WRITTEN TASK: Gather all lines in the data that hold the string "vecinos".

GIVEN RECORDS:

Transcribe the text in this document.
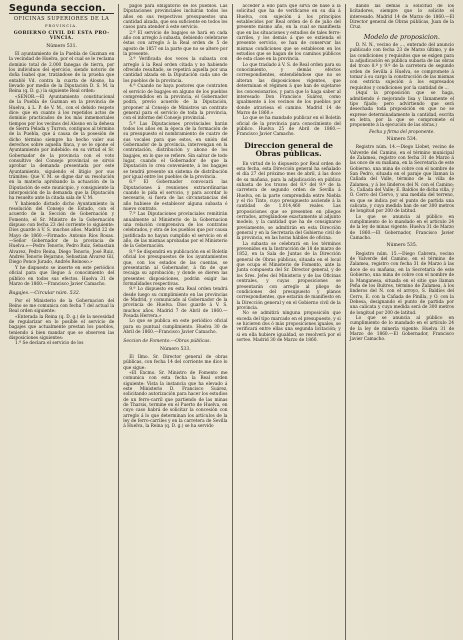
Segunda seccion.
OFICINAS SUPERIORES DE LA
PROVINCIA.
GOBIERNO CIVIL DE ESTA PRO-VINCIA.
Número 531.

El ayuntamiento de la Puebla de Guzman en la vecindad de Huelva, por el cual se le reclama dominio total de 2.000 fanegas de tierra, por los individuos del ejercicio, siendo notorio de doña Isabel que, tratándose de la prueba que entabló Vd. contra la cuarta de Alosno, ha llevado por medio de la Diputación D. S. M. la Reina (q. D. g.) la siguiente Real orden:

«SEÑOR.—El Ayuntamiento constitucional de la Puebla de Guzman en la provincia de Huelva, á L. P. de V. M., con el debido respeto dice: que en cuanto á los repetidos actos de dominio practicados de los más inmemoriales tiempos por los vecinos del Alosno en la dehesa de Sierra Pelada y Turron, contiguos al término de la Puebla, que á causa de la posesión de dicho término siempre ha hecho valer sus derechos sobre aquella finca, y se le opone el Ayuntamiento por indebido: en su virtud el Sr. Gobernador de la provincia con el voto consultivo del Consejo provincial se sirvió aprobar la demanda presentada por este Ayuntamiento, siguiendo el litigio por sus trámites: Que V. M. se digne dar su resolución en la materia aprobando la actuación de la Diputación de este municipio, y consiguiente la interposición de la demanda que la Diputación ha resuelto ante la citada sala de V. M.

Y habiendo dictado dicho Ayuntamiento la resolución del Consejo de Estado, con el acuerdo de la Sección de Gobernación y Fomento, el Sr. Ministro de la Gobernación dispuso con fecha 23 del corriente lo siguiente: Dios guarde á V. S. muchos años. Madrid 22 de Mayo de 1860.—Firmado: Antonio Rios Rosas.—Señor Gobernador de la provincia de Huelva.»—Pedro Tenorio, Pedro Ruiz, Sebastian Alvarez, Pedro Reina, Diego Tenorio, José Ruiz, Andrés Tenorio Bejarano, Sebastian Alvarez Gil, Diego Ponce Jurado, Andrés Reinoso.»

Y he dispuesto se inserte en este periódico oficial para que llegue á conocimiento del público en todos sus efectos. Huelva 31 de Marzo de 1860.—Francisco Javier Camacho.

Bagajes.—Circular núm. 532.

Por el Ministerio de la Gobernacion del Reino se me comunica con fecha 7 del actual la Real orden siguiente:

«Enterada la Reina (q. D. g.) de la necesidad de regularizar en lo posible el servicio de bagajes que actualmente prestan los pueblos, teniendo á bien mandar que se observen las disposiciones siguientes:

1.ª Se declara el servicio de los

pagos para obligatorio de los pueblos. Las Diputaciones provinciales incluirán todos los años en sus respectivos presupuestos una cantidad alzada, que sea suficiente en todos los casos para atender á este servicio.

2.ª El servicio de bagajes se hará en cada año con arreglo á subasta, debiendo celebrarse éstas con arreglo á la Real orden de 5 de agosto de 1857 en la parte que no se altere por la presente.

3.ª Verificada dos veces la subasta con arreglo á la Real orden citada y no habiendo ofrecido resultado, se repetirá aquella por una cantidad alzada en la Diputación cada uno de los pueblos de la provincia.

4.ª Cuando no haya postores que contraten el servicio de bagajes en alguno de los pueblos comprendidos en la provincia, el Gobernador podrá, previo acuerdo de la Diputación, proponer al Consejo de Ministros un contrato general para el servicio de toda la provincia, con el informe del Consejo provincial.

5.ª Las Diputaciones provinciales harán todos los años en la época de la formación de su presupuesto el nombramiento de cuatro de sus vocales para que estos, en unión del Gobernador de la provincia, intervengan en la contratación, distribución y abono de los bagajes, en lo que se refiere. Sin salvar de todo lugar, cuando el Gobernador de que la Diputación lo crea conveniente, á los bagajes se tendrá presente un sistema de distribución por igual entre los pueblos de la provincia.

6.ª El Gobernador convocará las Diputaciones á reuniones extraordinarias cuando lo pida el servicio, y para acordar lo necesario, si fuera de las circunstancias del año hubiese de establecer alguna subasta ó nuevo contrato.

7.ª Las Diputaciones provinciales remitirán anualmente al Ministerio de la Gobernacion una relación comprensiva de los contratos celebrados, y otra de los pueblos que por causa justificada no hayan cumplido el servicio en el año, de las mismas aprobadas por el Ministerio de la Gobernación.

8.ª Se dispondrá en publicación en el Boletín oficial los presupuestos de los ayuntamientos que, con los estados de las cuentas, se presentarán al Gobernador, á fin de que recaiga su aprobación; y donde se dieren las presentes disposiciones, podrán exigir las formalidades respectivas.

9.ª Lo dispuesto en esta Real orden tendrá desde luego su cumplimiento en las provincias de Madrid, y comunicado al Gobernador de la provincia de Huelva. Dios guarde á V. S. muchos años. Madrid 7 de Abril de 1860.—Posada Herrera.»

Lo que se publica en este periódico oficial para su puntual cumplimiento. Huelva 30 de Abril de 1860.—Francisco Javier Camacho.

Seccion de Fomento.—Obras públicas.
Número 533.

El Ilmo. Sr. Director general de obras públicas, con fecha 14 del corriente me dice lo que sigue:

«El Excmo. Sr. Ministro de Fomento me comunica con esta fecha la Real orden siguiente: Vista la instancia que ha elevado á este Ministerio D. Francisco Suárez, solicitando autorización para hacer los estudios de un ferro-carril que partiendo de las minas de Tharsis, termine en el Puerto de Huelva, en cuyo caso habrá de solicitar la concesión con arreglo á lo que determinan los artículos de la ley de ferro-carriles y en la carretera de Sevilla á Huelva, la Reina (q. D. g.) se ha servido

acceder á ello para que sirva de base á la solicitud que ha de verificarse en su día á Huelva, con sujeción á los principios establecidos por Real orden de 6 de julio del presente mismo año, en la cual se manifiesta que en las situaciones y estudios de tales ferro-carriles, y los demás á que se extienda el presente servicio, se han de conservar las mismas condiciones que se establecen en los estudios que se hagan de los caminos públicos de esta clase en la provincia.

Lo que traslado á V. S. de Real orden para su conocimiento, y demás efectos correspondientes, entendiéndose que no se alteran las disposiciones vigentes, que determinan el régimen á que han de sujetarse los concesionarios, y para que lo haga saber al interesado Don Francisco Suárez, como igualmente á los vecinos de los pueblos por donde atraviesa el camino. Madrid 14 de Marzo de 1860.»

Lo que se ha mandado publicar en el Boletín oficial de la provincia para conocimiento del público. Huelva 25 de Abril de 1860.—Francisco Javier Camacho.

Direccion general de Obras públicas.

En virtud de lo dispuesto por Real orden de esta fecha, esta Dirección general ha señalado el día 27 del próximo mes de abril, á las doce de su mañana, para la adjudicación en pública subasta de los trozos del 8.º del 9.º de la carretera de segundo orden de Sevilla á Huelva, en la parte comprendida entre Niebla y el río Tinto, cuyo presupuesto asciende á la cantidad de 1.014,460 reales. Las proposiciones que se presenten en pliegos cerrados, arreglándose exactamente al adjunto modelo, y la cantidad que ha de consignarse previamente, se admitirán en esta Dirección general y en la Secretaría del Gobierno civil de la provincia, en las horas hábiles de oficina.

La subasta se celebrará en los términos prevenidos en la Instrucción de 18 de marzo de 1852, en la Sala de Juntas de la Dirección general de Obras públicas, situada en el local que ocupa el Ministerio de Fomento, ante la Junta compuesta del Sr. Director general, y de los Sres. Jefes del Ministerio y de las Oficinas centrales, y cuyas proposiciones se presentarán con arreglo al pliego de condiciones del presupuesto y planos correspondientes, que estarán de manifiesto en la Dirección general y en el Gobierno civil de la provincia.

No se admitirá ninguna proposición que exceda del tipo marcado en el presupuesto, y si se hicieren dos ó más proposiciones iguales, se verificará entre ellas una segunda licitación; y si en ella hubiere igualdad, se resolverá por el sorteo. Madrid 30 de Marzo de 1860.

dando las demás á solicitud de los licitadores, siempre que lo solicite el interesado. Madrid 14 de Marzo de 1860.—El Director general de Obras públicas, Juan de la Cruz.

Modelo de proposicion.

D. N. N., vecino de ..., enterado del anuncio publicado con fecha 23 de Marzo último, y de las condiciones y requisitos que se exigen para la adjudicación en pública subasta de las obras del trozo 8.º y 9.º de la carretera de segundo orden de Sevilla á Huelva, se compromete á tomar á su cargo la construcción de las mismas con estricta sujeción á los expresados requisitos y condiciones por la cantidad de ...

(Aquí la proposición que se haga, admitiendo ó mejorando lisa y llanamente el tipo fijado; pero advirtiendo que será desechada toda proposición en que no se exprese determinadamente la cantidad, escrita en letra, por la que se compromete el proponente á la ejecución de las obras.)

Fecha y firma del proponente.
Número 534.

Registro núm. 14.—Diego Llobet, vecino de Valverde del Camino, en el término municipal de Zalamea, registro con fecha 31 de Marzo á las once de su mañana, en la Secretaría de este Gobierno, una mina de cobre con el nombre de San Pedro, situada en el paraje que llaman la Cañada del Valle, término de la villa de Zalamea, y á los linderos del N. con el Camino; S., Cañada del Valle; E. Baldíos de dicha villa, y O. Cerro del Ciervo, y una medida del terreno, en que se indica por el punto de partida una calicata, y cuya medida han de ser 300 metros de longitud por 200 de latitud.

Lo que se anuncia al público en cumplimiento de lo mandado en el artículo 24 de la ley de minas vigente. Huelva 31 de Marzo de 1860.—El Gobernador, Francisco Javier Camacho.

Número 535.

Registro núm. 15.—Diego Cabrera, vecino de Valverde del Camino, en el término de Zalamea, registro con fecha 31 de Marzo á las doce de su mañana, en la Secretaría de este Gobierno, una mina de cobre con el nombre de la Manganesa, situada en el sitio que llaman Peña de los Buitres, término de Zalamea, á los linderos del N. con el arroyo, S. Baldíos del Cerro, E. con la Cañada de Pinilla, y O. con la Dehesa, designando el punto de partida por una calicata y cuya medida será de 300 metros de longitud por 200 de latitud.

Lo que se anuncia al público en cumplimiento de lo mandado en el artículo 24 de la ley de minería vigente. Huelva 31 de Marzo de 1860.—El Gobernador, Francisco Javier Camacho.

EXERCISE SOLUTION:
«SEÑOR.—El Ayuntamiento constitucional de la Puebla de Guzman en la provincia de Huelva, á L. P. de V. M., con el debido respeto dice: que en cuanto á los repetidos actos de dominio practicados de los más inmemoriales tiempos por los vecinos del Alosno en la dehesa de Sierra Pelada y Turron, contiguos al término de la Puebla, que á causa de la posesión de dicho término siempre ha hecho valer sus derechos sobre aquella finca, y se le opone el Ayuntamiento por indebido: en su virtud el Sr. Gobernador de la provincia con el voto consultivo del Consejo provincial se sirvió aprobar la demanda presentada por este Ayuntamiento, siguiendo el litigio por sus trámites: Que V. M. se digne dar su resolución en la materia aprobando la actuación de la Diputación de este municipio, y consiguiente la interposición de la demanda que la Diputación ha resuelto ante la citada sala de V. M.
Lo que traslado á V. S. de Real orden para su conocimiento, y demás efectos correspondientes, entendiéndose que no se alteran las disposiciones vigentes, que determinan el régimen á que han de sujetarse los concesionarios, y para que lo haga saber al interesado Don Francisco Suárez, como igualmente á los vecinos de los pueblos por donde atraviesa el camino. Madrid 14 de Marzo de 1860.»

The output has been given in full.